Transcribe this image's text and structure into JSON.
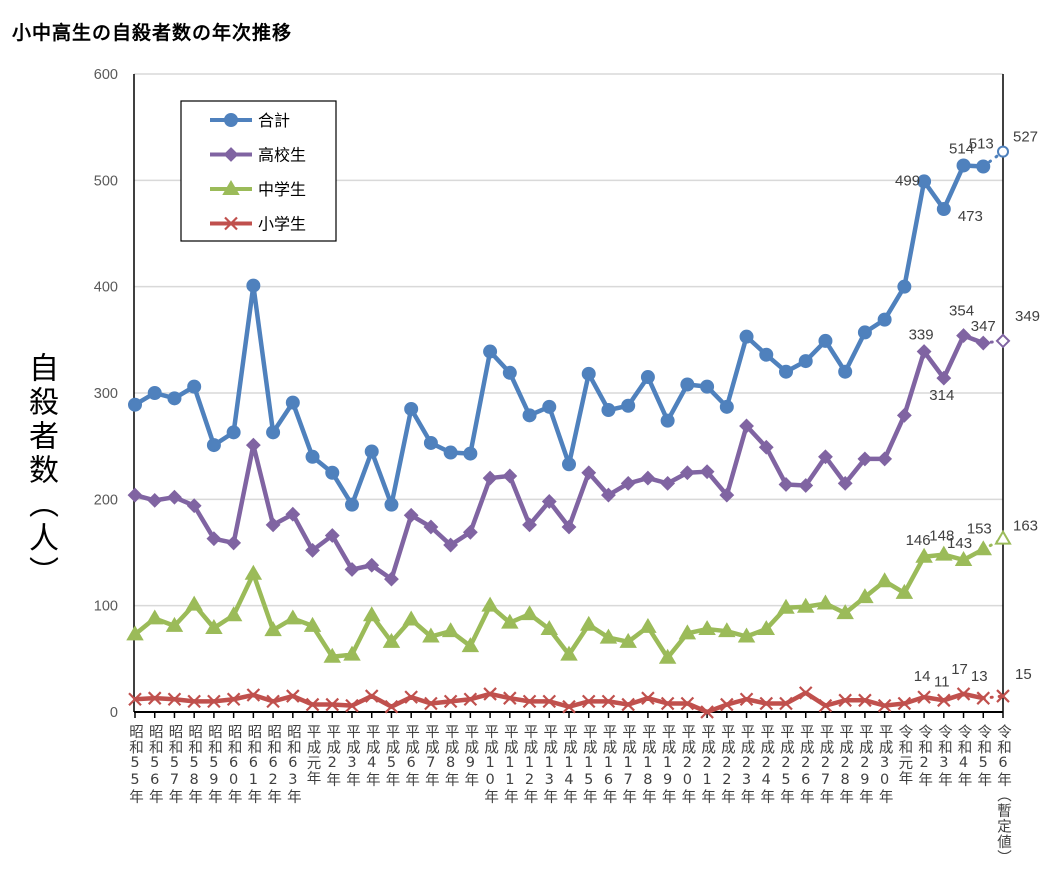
{
  "chart_data": {
    "type": "line",
    "title": "小中高生の自殺者数の年次推移",
    "ylabel": "自殺者数（人）",
    "xlabel": "",
    "ylim": [
      0,
      600
    ],
    "yticks": [
      0,
      100,
      200,
      300,
      400,
      500,
      600
    ],
    "grid": true,
    "legend_position": "top-left",
    "provisional_note": "令和6年は暫定値（白抜きマーカー・点線）",
    "categories": [
      "昭和55年",
      "昭和56年",
      "昭和57年",
      "昭和58年",
      "昭和59年",
      "昭和60年",
      "昭和61年",
      "昭和62年",
      "昭和63年",
      "平成元年",
      "平成2年",
      "平成3年",
      "平成4年",
      "平成5年",
      "平成6年",
      "平成7年",
      "平成8年",
      "平成9年",
      "平成10年",
      "平成11年",
      "平成12年",
      "平成13年",
      "平成14年",
      "平成15年",
      "平成16年",
      "平成17年",
      "平成18年",
      "平成19年",
      "平成20年",
      "平成21年",
      "平成22年",
      "平成23年",
      "平成24年",
      "平成25年",
      "平成26年",
      "平成27年",
      "平成28年",
      "平成29年",
      "平成30年",
      "令和元年",
      "令和2年",
      "令和3年",
      "令和4年",
      "令和5年",
      "令和6年（暫定値）"
    ],
    "series": [
      {
        "name": "合計",
        "color": "#4F81BD",
        "marker": "circle",
        "values": [
          289,
          300,
          295,
          306,
          251,
          263,
          401,
          263,
          291,
          240,
          225,
          195,
          245,
          195,
          285,
          253,
          244,
          243,
          339,
          319,
          279,
          287,
          233,
          318,
          284,
          288,
          315,
          274,
          308,
          306,
          287,
          353,
          336,
          320,
          330,
          349,
          320,
          357,
          369,
          400,
          499,
          473,
          514,
          513,
          527
        ],
        "labels": [
          "499",
          "473",
          "514",
          "513",
          "527"
        ]
      },
      {
        "name": "高校生",
        "color": "#8064A2",
        "marker": "diamond",
        "values": [
          204,
          199,
          202,
          194,
          163,
          159,
          251,
          176,
          186,
          152,
          166,
          134,
          138,
          125,
          185,
          174,
          157,
          169,
          220,
          222,
          176,
          198,
          174,
          225,
          204,
          215,
          220,
          215,
          225,
          226,
          204,
          269,
          249,
          214,
          213,
          240,
          215,
          238,
          238,
          279,
          339,
          314,
          354,
          347,
          349
        ],
        "labels": [
          "339",
          "314",
          "354",
          "347",
          "349"
        ]
      },
      {
        "name": "中学生",
        "color": "#9BBB59",
        "marker": "triangle",
        "values": [
          73,
          88,
          81,
          101,
          79,
          91,
          130,
          77,
          88,
          81,
          52,
          54,
          91,
          66,
          87,
          71,
          76,
          62,
          100,
          84,
          92,
          78,
          54,
          82,
          70,
          66,
          80,
          51,
          74,
          78,
          76,
          71,
          78,
          98,
          99,
          102,
          93,
          108,
          123,
          112,
          146,
          148,
          143,
          153,
          163
        ],
        "labels": [
          "146",
          "148",
          "143",
          "153",
          "163"
        ]
      },
      {
        "name": "小学生",
        "color": "#C0504D",
        "marker": "x",
        "values": [
          12,
          13,
          12,
          10,
          10,
          12,
          16,
          10,
          15,
          7,
          7,
          6,
          15,
          5,
          14,
          8,
          10,
          12,
          17,
          13,
          10,
          10,
          5,
          10,
          10,
          7,
          13,
          8,
          8,
          0,
          7,
          12,
          8,
          8,
          18,
          6,
          11,
          11,
          6,
          8,
          14,
          11,
          17,
          13,
          15
        ],
        "labels": [
          "14",
          "11",
          "17",
          "13",
          "15"
        ]
      }
    ]
  }
}
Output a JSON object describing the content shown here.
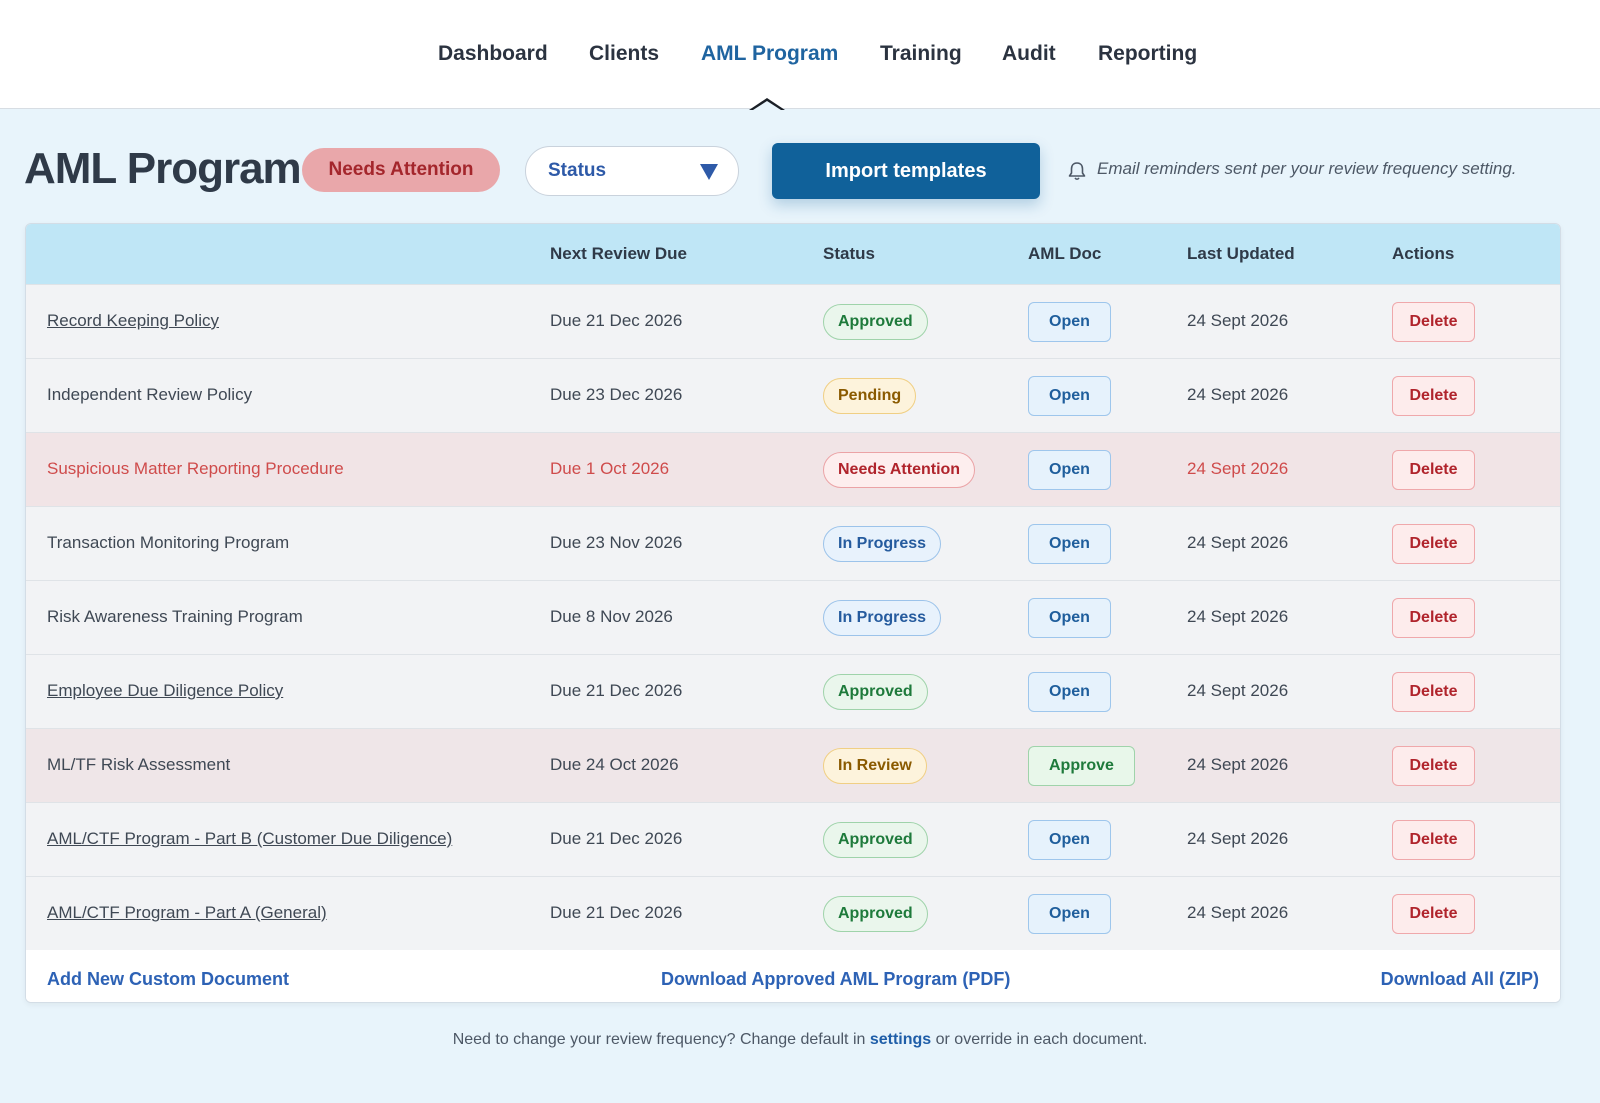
{
  "nav": {
    "items": [
      {
        "label": "Dashboard",
        "active": false
      },
      {
        "label": "Clients",
        "active": false
      },
      {
        "label": "AML Program",
        "active": true
      },
      {
        "label": "Training",
        "active": false
      },
      {
        "label": "Audit",
        "active": false
      },
      {
        "label": "Reporting",
        "active": false
      }
    ]
  },
  "header": {
    "title": "AML Program",
    "status_pill": "Needs Attention",
    "status_filter": "Status",
    "import_button": "Import templates",
    "reminder_note": "Email reminders sent per your review frequency setting."
  },
  "table": {
    "columns": [
      "",
      "Next Review Due",
      "Status",
      "AML Doc",
      "Last Updated",
      "Actions"
    ],
    "rows": [
      {
        "name": "Record Keeping Policy",
        "link": true,
        "due": "Due 21 Dec 2026",
        "status": "Approved",
        "status_kind": "approved",
        "doc": "Open",
        "doc_kind": "open",
        "updated": "24 Sept 2026",
        "action": "Delete",
        "highlight": ""
      },
      {
        "name": "Independent Review Policy",
        "link": false,
        "due": "Due 23 Dec 2026",
        "status": "Pending",
        "status_kind": "pending",
        "doc": "Open",
        "doc_kind": "open",
        "updated": "24 Sept 2026",
        "action": "Delete",
        "highlight": ""
      },
      {
        "name": "Suspicious Matter Reporting Procedure",
        "link": false,
        "due": "Due 1 Oct 2026",
        "status": "Needs Attention",
        "status_kind": "attention",
        "doc": "Open",
        "doc_kind": "open",
        "updated": "24 Sept 2026",
        "action": "Delete",
        "highlight": "alert"
      },
      {
        "name": "Transaction Monitoring Program",
        "link": false,
        "due": "Due 23 Nov 2026",
        "status": "In Progress",
        "status_kind": "progress",
        "doc": "Open",
        "doc_kind": "open",
        "updated": "24 Sept 2026",
        "action": "Delete",
        "highlight": ""
      },
      {
        "name": "Risk Awareness Training Program",
        "link": false,
        "due": "Due 8 Nov 2026",
        "status": "In Progress",
        "status_kind": "progress",
        "doc": "Open",
        "doc_kind": "open",
        "updated": "24 Sept 2026",
        "action": "Delete",
        "highlight": ""
      },
      {
        "name": "Employee Due Diligence Policy",
        "link": true,
        "due": "Due 21 Dec 2026",
        "status": "Approved",
        "status_kind": "approved",
        "doc": "Open",
        "doc_kind": "open",
        "updated": "24 Sept 2026",
        "action": "Delete",
        "highlight": ""
      },
      {
        "name": "ML/TF Risk Assessment",
        "link": false,
        "due": "Due 24 Oct 2026",
        "status": "In Review",
        "status_kind": "inreview",
        "doc": "Approve",
        "doc_kind": "approve",
        "updated": "24 Sept 2026",
        "action": "Delete",
        "highlight": "review"
      },
      {
        "name": "AML/CTF Program - Part B (Customer Due Diligence)",
        "link": true,
        "due": "Due 21 Dec 2026",
        "status": "Approved",
        "status_kind": "approved",
        "doc": "Open",
        "doc_kind": "open",
        "updated": "24 Sept 2026",
        "action": "Delete",
        "highlight": ""
      },
      {
        "name": "AML/CTF Program - Part A (General)",
        "link": true,
        "due": "Due 21 Dec 2026",
        "status": "Approved",
        "status_kind": "approved",
        "doc": "Open",
        "doc_kind": "open",
        "updated": "24 Sept 2026",
        "action": "Delete",
        "highlight": ""
      }
    ]
  },
  "footer_links": {
    "add": "Add New Custom Document",
    "download_pdf": "Download Approved AML Program (PDF)",
    "download_zip": "Download All (ZIP)"
  },
  "bottom_note": {
    "before": "Need to change your review frequency? Change default in ",
    "link": "settings",
    "after": " or override in each document."
  },
  "icons": {
    "bell": "bell-icon",
    "dropdown": "triangle-down-icon"
  },
  "colors": {
    "accent": "#10619a",
    "active_nav": "#1f64a0",
    "link": "#2d62b5",
    "header_bg": "#bfe6f6",
    "page_bg": "#e8f4fb"
  }
}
--------------------------------------------------
Print the records above exactly as they stand, but leave out the pictures.

Transcribe this image's text and structure into JSON.
{
  "chart_data": {
    "type": "line",
    "title": "小中高生の自殺者数の年次推移",
    "ylabel": "自殺者数（人）",
    "xlabel": "",
    "ylim": [
      0,
      600
    ],
    "yticks": [
      0,
      100,
      200,
      300,
      400,
      500,
      600
    ],
    "grid": true,
    "legend_position": "top-left",
    "provisional_note": "令和6年は暫定値（白抜きマーカー・点線）",
    "categories": [
      "昭和55年",
      "昭和56年",
      "昭和57年",
      "昭和58年",
      "昭和59年",
      "昭和60年",
      "昭和61年",
      "昭和62年",
      "昭和63年",
      "平成元年",
      "平成2年",
      "平成3年",
      "平成4年",
      "平成5年",
      "平成6年",
      "平成7年",
      "平成8年",
      "平成9年",
      "平成10年",
      "平成11年",
      "平成12年",
      "平成13年",
      "平成14年",
      "平成15年",
      "平成16年",
      "平成17年",
      "平成18年",
      "平成19年",
      "平成20年",
      "平成21年",
      "平成22年",
      "平成23年",
      "平成24年",
      "平成25年",
      "平成26年",
      "平成27年",
      "平成28年",
      "平成29年",
      "平成30年",
      "令和元年",
      "令和2年",
      "令和3年",
      "令和4年",
      "令和5年",
      "令和6年（暫定値）"
    ],
    "series": [
      {
        "name": "合計",
        "color": "#4F81BD",
        "marker": "circle",
        "values": [
          289,
          300,
          295,
          306,
          251,
          263,
          401,
          263,
          291,
          240,
          225,
          195,
          245,
          195,
          285,
          253,
          244,
          243,
          339,
          319,
          279,
          287,
          233,
          318,
          284,
          288,
          315,
          274,
          308,
          306,
          287,
          353,
          336,
          320,
          330,
          349,
          320,
          357,
          369,
          400,
          499,
          473,
          514,
          513,
          527
        ],
        "labels": [
          "499",
          "473",
          "514",
          "513",
          "527"
        ]
      },
      {
        "name": "高校生",
        "color": "#8064A2",
        "marker": "diamond",
        "values": [
          204,
          199,
          202,
          194,
          163,
          159,
          251,
          176,
          186,
          152,
          166,
          134,
          138,
          125,
          185,
          174,
          157,
          169,
          220,
          222,
          176,
          198,
          174,
          225,
          204,
          215,
          220,
          215,
          225,
          226,
          204,
          269,
          249,
          214,
          213,
          240,
          215,
          238,
          238,
          279,
          339,
          314,
          354,
          347,
          349
        ],
        "labels": [
          "339",
          "314",
          "354",
          "347",
          "349"
        ]
      },
      {
        "name": "中学生",
        "color": "#9BBB59",
        "marker": "triangle",
        "values": [
          73,
          88,
          81,
          101,
          79,
          91,
          130,
          77,
          88,
          81,
          52,
          54,
          91,
          66,
          87,
          71,
          76,
          62,
          100,
          84,
          92,
          78,
          54,
          82,
          70,
          66,
          80,
          51,
          74,
          78,
          76,
          71,
          78,
          98,
          99,
          102,
          93,
          108,
          123,
          112,
          146,
          148,
          143,
          153,
          163
        ],
        "labels": [
          "146",
          "148",
          "143",
          "153",
          "163"
        ]
      },
      {
        "name": "小学生",
        "color": "#C0504D",
        "marker": "x",
        "values": [
          12,
          13,
          12,
          10,
          10,
          12,
          16,
          10,
          15,
          7,
          7,
          6,
          15,
          5,
          14,
          8,
          10,
          12,
          17,
          13,
          10,
          10,
          5,
          10,
          10,
          7,
          13,
          8,
          8,
          0,
          7,
          12,
          8,
          8,
          18,
          6,
          11,
          11,
          6,
          8,
          14,
          11,
          17,
          13,
          15
        ],
        "labels": [
          "14",
          "11",
          "17",
          "13",
          "15"
        ]
      }
    ]
  }
}
Output a JSON object describing the content shown here.
{
  "nav": {
    "items": [
      {
        "label": "Dashboard",
        "active": false
      },
      {
        "label": "Clients",
        "active": false
      },
      {
        "label": "AML Program",
        "active": true
      },
      {
        "label": "Training",
        "active": false
      },
      {
        "label": "Audit",
        "active": false
      },
      {
        "label": "Reporting",
        "active": false
      }
    ]
  },
  "header": {
    "title": "AML Program",
    "status_pill": "Needs Attention",
    "status_filter": "Status",
    "import_button": "Import templates",
    "reminder_note": "Email reminders sent per your review frequency setting."
  },
  "table": {
    "columns": [
      "",
      "Next Review Due",
      "Status",
      "AML Doc",
      "Last Updated",
      "Actions"
    ],
    "rows": [
      {
        "name": "Record Keeping Policy",
        "link": true,
        "due": "Due 21 Dec 2026",
        "status": "Approved",
        "status_kind": "approved",
        "doc": "Open",
        "doc_kind": "open",
        "updated": "24 Sept 2026",
        "action": "Delete",
        "highlight": ""
      },
      {
        "name": "Independent Review Policy",
        "link": false,
        "due": "Due 23 Dec 2026",
        "status": "Pending",
        "status_kind": "pending",
        "doc": "Open",
        "doc_kind": "open",
        "updated": "24 Sept 2026",
        "action": "Delete",
        "highlight": ""
      },
      {
        "name": "Suspicious Matter Reporting Procedure",
        "link": false,
        "due": "Due 1 Oct 2026",
        "status": "Needs Attention",
        "status_kind": "attention",
        "doc": "Open",
        "doc_kind": "open",
        "updated": "24 Sept 2026",
        "action": "Delete",
        "highlight": "alert"
      },
      {
        "name": "Transaction Monitoring Program",
        "link": false,
        "due": "Due 23 Nov 2026",
        "status": "In Progress",
        "status_kind": "progress",
        "doc": "Open",
        "doc_kind": "open",
        "updated": "24 Sept 2026",
        "action": "Delete",
        "highlight": ""
      },
      {
        "name": "Risk Awareness Training Program",
        "link": false,
        "due": "Due 8 Nov 2026",
        "status": "In Progress",
        "status_kind": "progress",
        "doc": "Open",
        "doc_kind": "open",
        "updated": "24 Sept 2026",
        "action": "Delete",
        "highlight": ""
      },
      {
        "name": "Employee Due Diligence Policy",
        "link": true,
        "due": "Due 21 Dec 2026",
        "status": "Approved",
        "status_kind": "approved",
        "doc": "Open",
        "doc_kind": "open",
        "updated": "24 Sept 2026",
        "action": "Delete",
        "highlight": ""
      },
      {
        "name": "ML/TF Risk Assessment",
        "link": false,
        "due": "Due 24 Oct 2026",
        "status": "In Review",
        "status_kind": "inreview",
        "doc": "Approve",
        "doc_kind": "approve",
        "updated": "24 Sept 2026",
        "action": "Delete",
        "highlight": "review"
      },
      {
        "name": "AML/CTF Program - Part B (Customer Due Diligence)",
        "link": true,
        "due": "Due 21 Dec 2026",
        "status": "Approved",
        "status_kind": "approved",
        "doc": "Open",
        "doc_kind": "open",
        "updated": "24 Sept 2026",
        "action": "Delete",
        "highlight": ""
      },
      {
        "name": "AML/CTF Program - Part A (General)",
        "link": true,
        "due": "Due 21 Dec 2026",
        "status": "Approved",
        "status_kind": "approved",
        "doc": "Open",
        "doc_kind": "open",
        "updated": "24 Sept 2026",
        "action": "Delete",
        "highlight": ""
      }
    ]
  },
  "footer_links": {
    "add": "Add New Custom Document",
    "download_pdf": "Download Approved AML Program (PDF)",
    "download_zip": "Download All (ZIP)"
  },
  "bottom_note": {
    "before": "Need to change your review frequency? Change default in ",
    "link": "settings",
    "after": " or override in each document."
  },
  "icons": {
    "bell": "bell-icon",
    "dropdown": "triangle-down-icon"
  },
  "colors": {
    "accent": "#10619a",
    "active_nav": "#1f64a0",
    "link": "#2d62b5",
    "header_bg": "#bfe6f6",
    "page_bg": "#e8f4fb"
  }
}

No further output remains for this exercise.